• _Short exercise_
Could you write out the records below exactly as they appear?

* Begin Records for this task *

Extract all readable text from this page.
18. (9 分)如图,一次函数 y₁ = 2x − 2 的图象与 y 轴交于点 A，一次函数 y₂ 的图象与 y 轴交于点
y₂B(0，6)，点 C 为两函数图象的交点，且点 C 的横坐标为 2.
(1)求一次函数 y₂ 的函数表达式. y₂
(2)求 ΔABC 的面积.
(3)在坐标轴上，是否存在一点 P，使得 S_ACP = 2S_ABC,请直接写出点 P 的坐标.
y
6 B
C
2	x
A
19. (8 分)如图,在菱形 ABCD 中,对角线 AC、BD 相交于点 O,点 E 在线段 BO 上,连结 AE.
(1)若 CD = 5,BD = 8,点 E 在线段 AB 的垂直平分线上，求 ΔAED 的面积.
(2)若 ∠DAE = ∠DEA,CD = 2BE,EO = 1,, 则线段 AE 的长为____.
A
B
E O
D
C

* End Records for this task *

• _Problem solution_
Extract all readable text from this page.
18. (9 分)如图,一次函数 y₁ = 2x − 2 的图象与 y 轴交于点 A，一次函数 y₂ 的图象与 y 轴交于点
y₂B(0，6)，点 C 为两函数图象的交点，且点 C 的横坐标为 2.
(1)求一次函数 y₂ 的函数表达式. y₂
(2)求 ΔABC 的面积.
(3)在坐标轴上，是否存在一点 P，使得 S_ACP = 2S_ABC,请直接写出点 P 的坐标.
y
6 B
C
2	x
A
19. (8 分)如图,在菱形 ABCD 中,对角线 AC、BD 相交于点 O,点 E 在线段 BO 上,连结 AE.
(1)若 CD = 5,BD = 8,点 E 在线段 AB 的垂直平分线上，求 ΔAED 的面积.
(2)若 ∠DAE = ∠DEA,CD = 2BE,EO = 1,, 则线段 AE 的长为____.
A
B
E O
D
C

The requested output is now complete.